WHAT THE EXERCISE ASKS >> Which lines below hold the word "arrow"? Report each one.

GIVEN DATA >>
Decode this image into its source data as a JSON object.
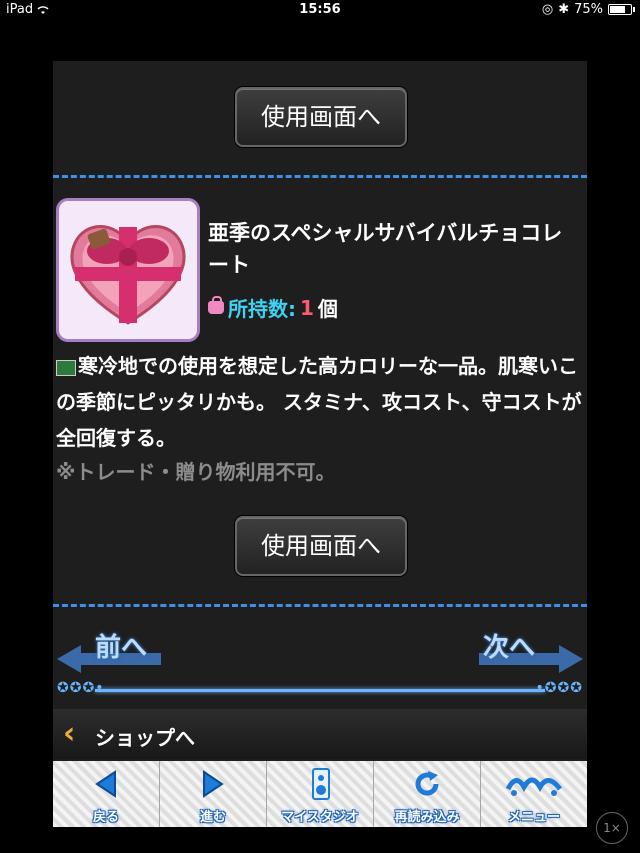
{
  "status_bar": {
    "device": "iPad",
    "time": "15:56",
    "battery": "75%"
  },
  "use_screen_button": "使用画面へ",
  "item": {
    "name": "亜季のスペシャルサバイバルチョコレート",
    "owned_label": "所持数:",
    "owned_count": "1",
    "owned_unit": "個",
    "description": "寒冷地での使用を想定した高カロリーな一品。肌寒いこの季節にピッタリかも。 スタミナ、攻コスト、守コストが全回復する。",
    "note": "※トレード・贈り物利用不可。"
  },
  "nav": {
    "prev": "前へ",
    "next": "次へ"
  },
  "shop_back": "ショップへ",
  "bottom_bar": [
    {
      "label": "戻る",
      "icon": "back-arrow-icon"
    },
    {
      "label": "進む",
      "icon": "forward-arrow-icon"
    },
    {
      "label": "マイスタジオ",
      "icon": "speaker-icon"
    },
    {
      "label": "再読み込み",
      "icon": "reload-icon"
    },
    {
      "label": "メニュー",
      "icon": "menu-logo-icon"
    }
  ],
  "zoom": "1×",
  "colors": {
    "accent_blue": "#3f8fe6",
    "owned_label": "#3fd2f2",
    "owned_count": "#ff5a6e"
  }
}
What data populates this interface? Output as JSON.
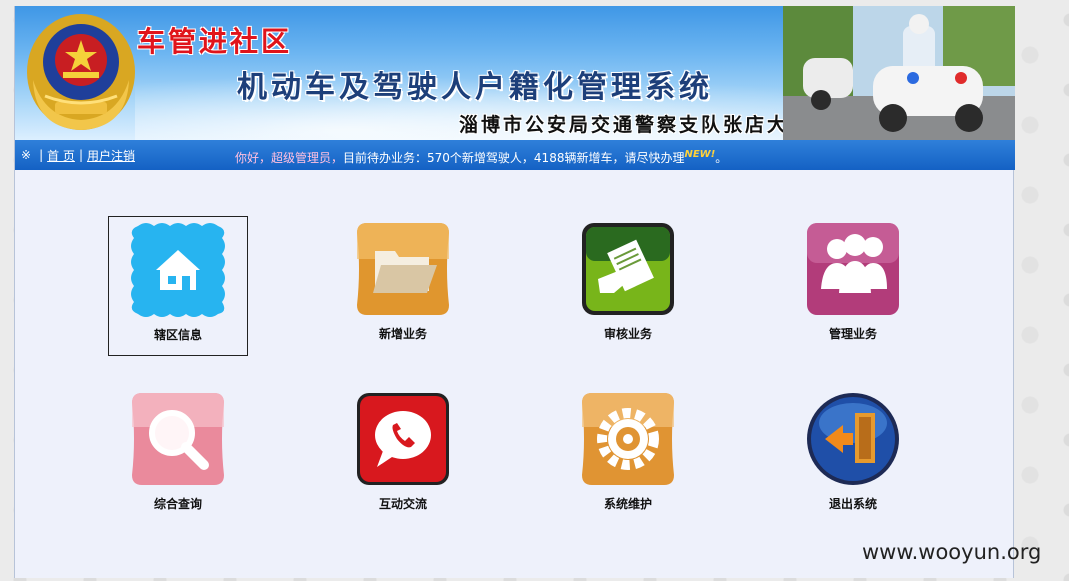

ANSWER TO THIS PROBLEM >>
      "icon": "back-arrow-icon"
      "icon": "forward-arrow-icon"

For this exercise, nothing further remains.